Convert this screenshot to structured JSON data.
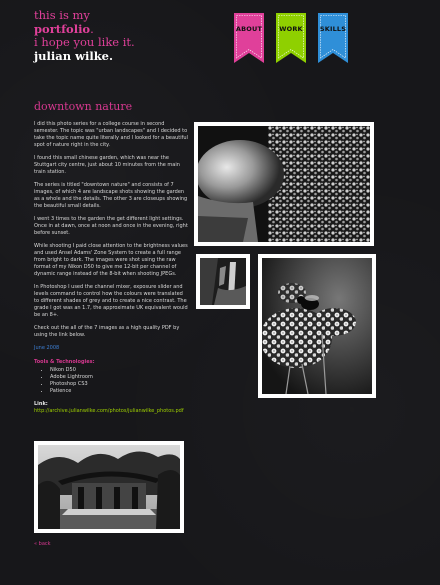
{
  "logo": {
    "line1": "this is my",
    "line2_bold": "portfolio",
    "line2_dot": ".",
    "line3": "i hope you like it.",
    "line4": "julian wilke."
  },
  "nav": [
    {
      "label": "ABOUT",
      "color": "#e0409a"
    },
    {
      "label": "WORK",
      "color": "#8fd000"
    },
    {
      "label": "SKILLS",
      "color": "#2f8fd8"
    }
  ],
  "page_title": "downtown nature",
  "paragraphs": [
    "I did this photo series for a college course in second semester. The topic was \"urban landscapes\" and I decided to take the topic name quite literally and I looked for a beautiful spot of nature right in the city.",
    "I found this small chinese garden, which was near the Stuttgart city centre, just about 10 minutes from the main train station.",
    "The series is titled \"downtown nature\" and consists of 7 images, of which 4 are landscape shots showing the garden as a whole and the details. The other 3 are closeups showing the beautiful small details.",
    "I went 3 times to the garden the get different light settings. Once in at dawn, once at noon and once in the evening, right before sunset.",
    "While shooting I paid close attention to the brightness values and used Ansel Adams' Zone System to create a full range from bright to dark. The images were shot using the raw format of my Nikon D50 to give me 12-bit per channel of dynamic range instead of the 8-bit when shooting JPEGs.",
    "In Photoshop I used the channel mixer, exposure slider and levels command to control how the colours were translated to different shades of grey and to create a nice contrast. The grade I got was an 1.7, the approximate UK equivalent would be an 8+.",
    "Check out the all of the 7 images as a high quality PDF by using the link below."
  ],
  "date": "June 2008",
  "tools_heading": "Tools & Technologies:",
  "tools": [
    "Nikon D50",
    "Adobe Lightroom",
    "Photoshop CS3",
    "Patience"
  ],
  "link_heading": "Link:",
  "link_url": "http://archive.julianwilke.com/photos/julianwilke_photos.pdf",
  "back_label": "« back"
}
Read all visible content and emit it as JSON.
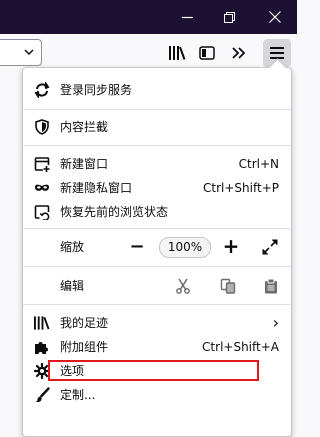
{
  "colors": {
    "titlebar": "#1d1133",
    "highlight": "#e01a1a"
  },
  "titlebar": {
    "icons": [
      "minimize-icon",
      "restore-icon",
      "close-icon"
    ]
  },
  "toolbar": {
    "icons": [
      "library-icon",
      "sidebar-icon",
      "overflow-icon",
      "hamburger-menu-icon"
    ]
  },
  "menu": {
    "sync": "登录同步服务",
    "content_blocking": "内容拦截",
    "new_window": "新建窗口",
    "new_window_shortcut": "Ctrl+N",
    "new_private_window": "新建隐私窗口",
    "new_private_window_shortcut": "Ctrl+Shift+P",
    "restore_session": "恢复先前的浏览状态",
    "zoom_label": "缩放",
    "zoom_minus": "−",
    "zoom_value": "100%",
    "zoom_plus": "+",
    "edit_label": "编辑",
    "library": "我的足迹",
    "library_arrow": "›",
    "addons": "附加组件",
    "addons_shortcut": "Ctrl+Shift+A",
    "options": "选项",
    "customize": "定制..."
  }
}
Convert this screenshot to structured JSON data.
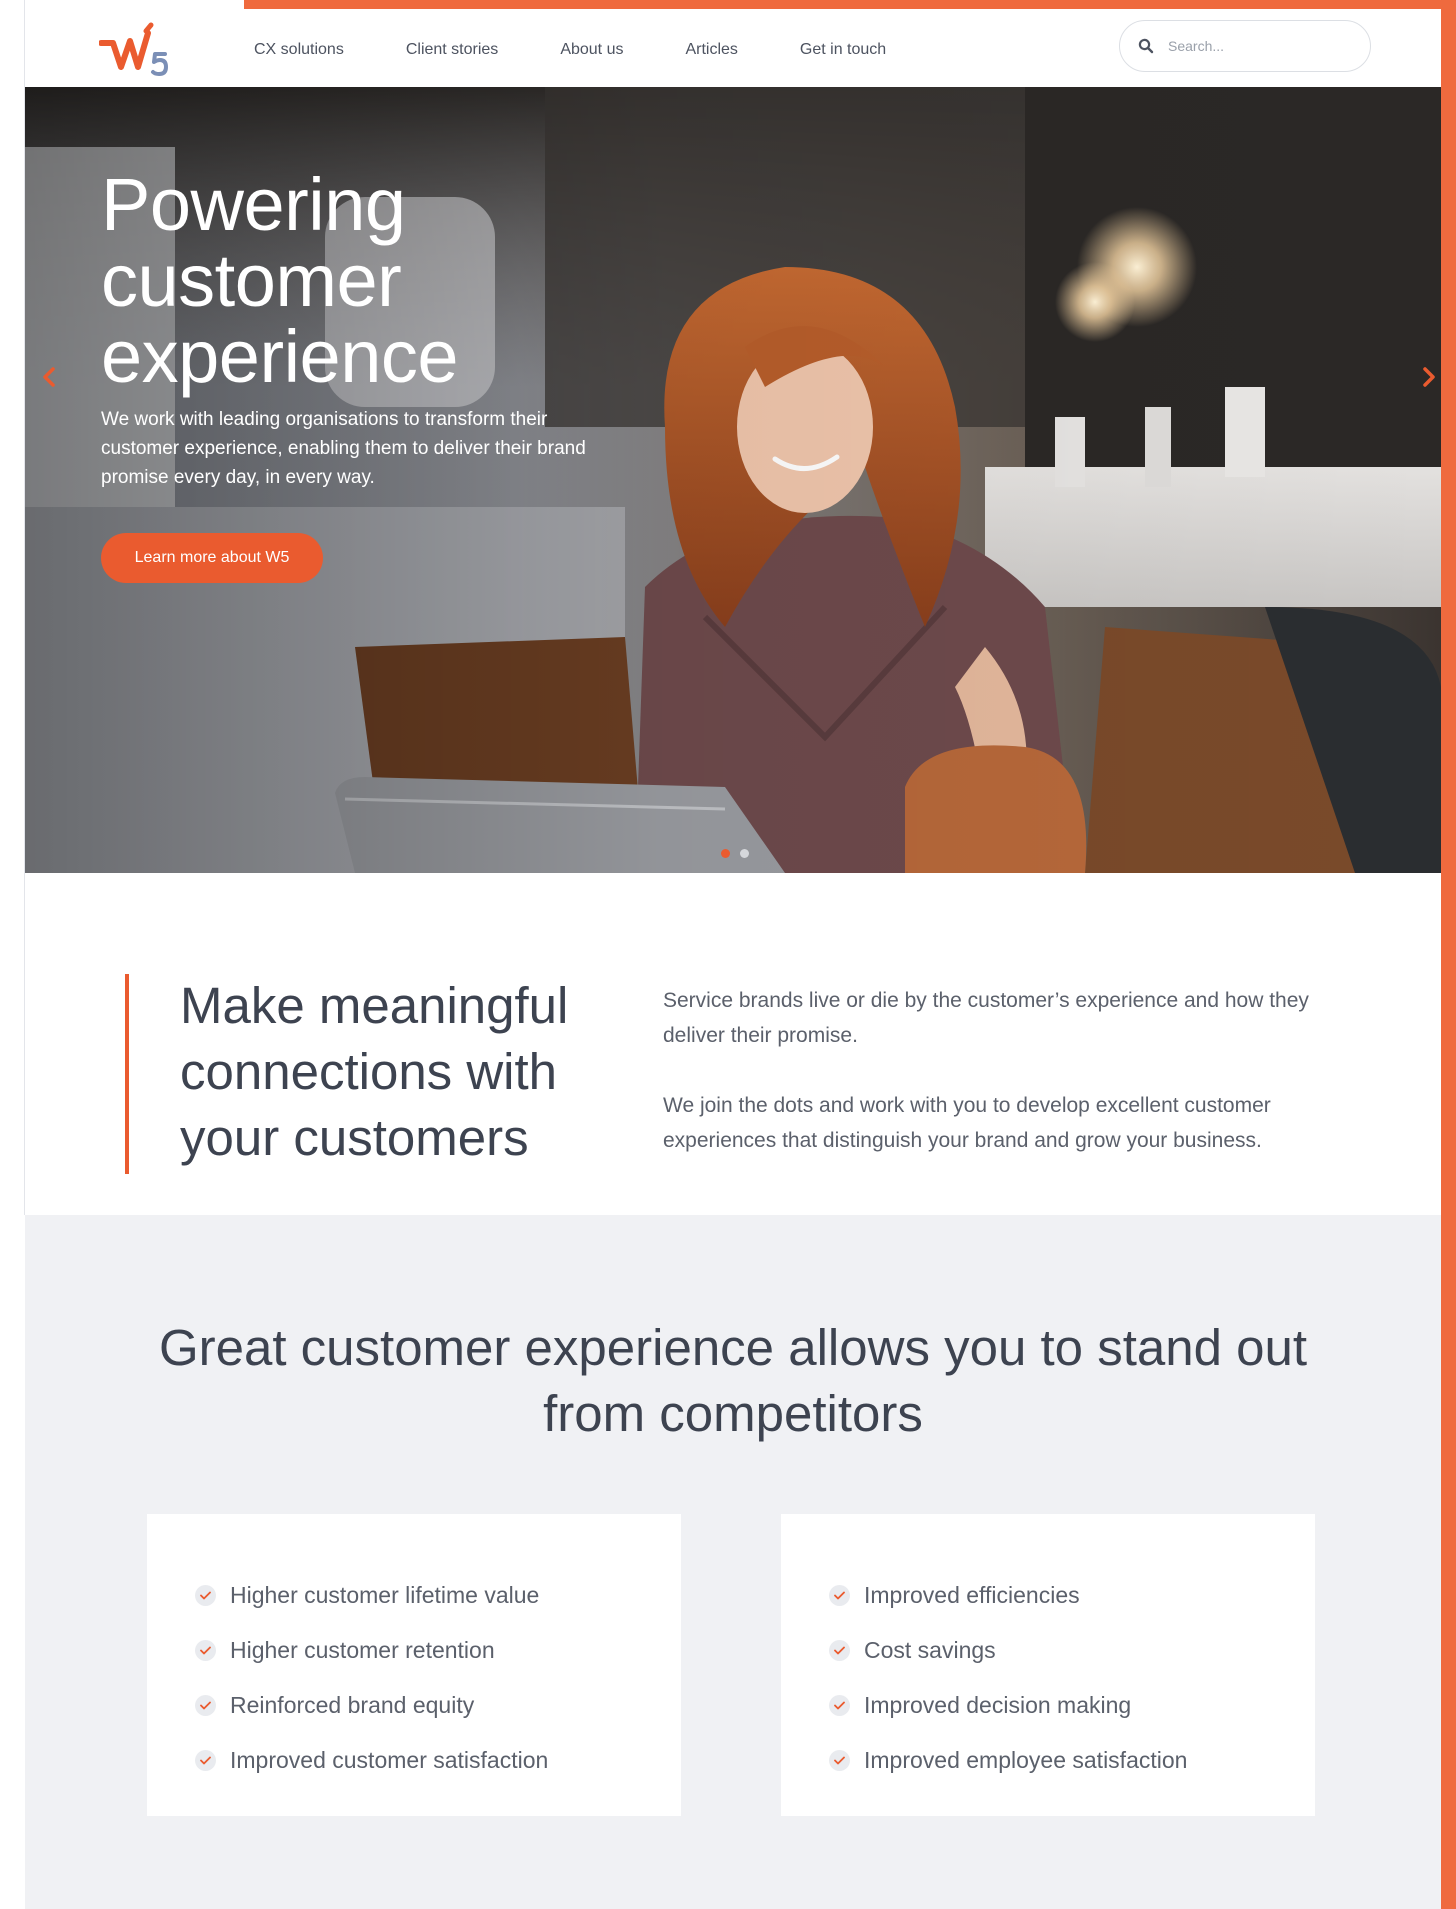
{
  "nav": {
    "items": [
      {
        "label": "CX solutions"
      },
      {
        "label": "Client stories"
      },
      {
        "label": "About us"
      },
      {
        "label": "Articles"
      },
      {
        "label": "Get in touch"
      }
    ],
    "search_placeholder": "Search..."
  },
  "hero": {
    "title": "Powering customer experience",
    "text": "We work with leading organisations to transform their customer experience, enabling them to deliver their brand promise every day, in every way.",
    "button_label": "Learn more about W5",
    "slides": 2,
    "active_slide": 1
  },
  "intro": {
    "title": "Make meaningful connections with your customers",
    "paragraph1": "Service brands live or die by the customer’s experience and how they deliver their promise.",
    "paragraph2": "We join the dots and work with you to develop excellent customer experiences that distinguish your brand and grow your business."
  },
  "benefits": {
    "title": "Great customer experience allows you to stand out from competitors",
    "left": [
      "Higher customer lifetime value",
      "Higher customer retention",
      "Reinforced brand equity",
      "Improved customer satisfaction"
    ],
    "right": [
      "Improved efficiencies",
      "Cost savings",
      "Improved decision making",
      "Improved employee satisfaction"
    ]
  },
  "colors": {
    "accent": "#ea5b2f",
    "frame": "#ef6a3e",
    "text_dark": "#3d4350",
    "section_bg": "#f0f1f4"
  },
  "icons": {
    "logo": "w5-logo",
    "search": "search-icon",
    "check": "check-icon",
    "prev": "chevron-left-icon",
    "next": "chevron-right-icon"
  }
}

----

## Work to be completed
Reproduce the listing exactly. Leave its pictures out.

## Solution to this exercise
Convert this screenshot to structured JSON data.
{
  "logo": {
    "line1": "this is my",
    "line2_bold": "portfolio",
    "line2_dot": ".",
    "line3": "i hope you like it.",
    "line4": "julian wilke."
  },
  "nav": [
    {
      "label": "ABOUT",
      "color": "#e0409a"
    },
    {
      "label": "WORK",
      "color": "#8fd000"
    },
    {
      "label": "SKILLS",
      "color": "#2f8fd8"
    }
  ],
  "page_title": "downtown nature",
  "paragraphs": [
    "I did this photo series for a college course in second semester. The topic was \"urban landscapes\" and I decided to take the topic name quite literally and I looked for a beautiful spot of nature right in the city.",
    "I found this small chinese garden, which was near the Stuttgart city centre, just about 10 minutes from the main train station.",
    "The series is titled \"downtown nature\" and consists of 7 images, of which 4 are landscape shots showing the garden as a whole and the details. The other 3 are closeups showing the beautiful small details.",
    "I went 3 times to the garden the get different light settings. Once in at dawn, once at noon and once in the evening, right before sunset.",
    "While shooting I paid close attention to the brightness values and used Ansel Adams' Zone System to create a full range from bright to dark. The images were shot using the raw format of my Nikon D50 to give me 12-bit per channel of dynamic range instead of the 8-bit when shooting JPEGs.",
    "In Photoshop I used the channel mixer, exposure slider and levels command to control how the colours were translated to different shades of grey and to create a nice contrast. The grade I got was an 1.7, the approximate UK equivalent would be an 8+.",
    "Check out the all of the 7 images as a high quality PDF by using the link below."
  ],
  "date": "June 2008",
  "tools_heading": "Tools & Technologies:",
  "tools": [
    "Nikon D50",
    "Adobe Lightroom",
    "Photoshop CS3",
    "Patience"
  ],
  "link_heading": "Link:",
  "link_url": "http://archive.julianwilke.com/photos/julianwilke_photos.pdf",
  "back_label": "« back"
}
Read all visible content and emit it as JSON.
{
  "colors": {
    "titlebar": "#1d1133",
    "highlight": "#e01a1a"
  },
  "titlebar": {
    "icons": [
      "minimize-icon",
      "restore-icon",
      "close-icon"
    ]
  },
  "toolbar": {
    "icons": [
      "library-icon",
      "sidebar-icon",
      "overflow-icon",
      "hamburger-menu-icon"
    ]
  },
  "menu": {
    "sync": "登录同步服务",
    "content_blocking": "内容拦截",
    "new_window": "新建窗口",
    "new_window_shortcut": "Ctrl+N",
    "new_private_window": "新建隐私窗口",
    "new_private_window_shortcut": "Ctrl+Shift+P",
    "restore_session": "恢复先前的浏览状态",
    "zoom_label": "缩放",
    "zoom_minus": "−",
    "zoom_value": "100%",
    "zoom_plus": "+",
    "edit_label": "编辑",
    "library": "我的足迹",
    "library_arrow": "›",
    "addons": "附加组件",
    "addons_shortcut": "Ctrl+Shift+A",
    "options": "选项",
    "customize": "定制..."
  }
}
Convert this screenshot to structured JSON data.
{
  "nav": {
    "items": [
      {
        "label": "CX solutions"
      },
      {
        "label": "Client stories"
      },
      {
        "label": "About us"
      },
      {
        "label": "Articles"
      },
      {
        "label": "Get in touch"
      }
    ],
    "search_placeholder": "Search..."
  },
  "hero": {
    "title": "Powering customer experience",
    "text": "We work with leading organisations to transform their customer experience, enabling them to deliver their brand promise every day, in every way.",
    "button_label": "Learn more about W5",
    "slides": 2,
    "active_slide": 1
  },
  "intro": {
    "title": "Make meaningful connections with your customers",
    "paragraph1": "Service brands live or die by the customer’s experience and how they deliver their promise.",
    "paragraph2": "We join the dots and work with you to develop excellent customer experiences that distinguish your brand and grow your business."
  },
  "benefits": {
    "title": "Great customer experience allows you to stand out from competitors",
    "left": [
      "Higher customer lifetime value",
      "Higher customer retention",
      "Reinforced brand equity",
      "Improved customer satisfaction"
    ],
    "right": [
      "Improved efficiencies",
      "Cost savings",
      "Improved decision making",
      "Improved employee satisfaction"
    ]
  },
  "colors": {
    "accent": "#ea5b2f",
    "frame": "#ef6a3e",
    "text_dark": "#3d4350",
    "section_bg": "#f0f1f4"
  },
  "icons": {
    "logo": "w5-logo",
    "search": "search-icon",
    "check": "check-icon",
    "prev": "chevron-left-icon",
    "next": "chevron-right-icon"
  }
}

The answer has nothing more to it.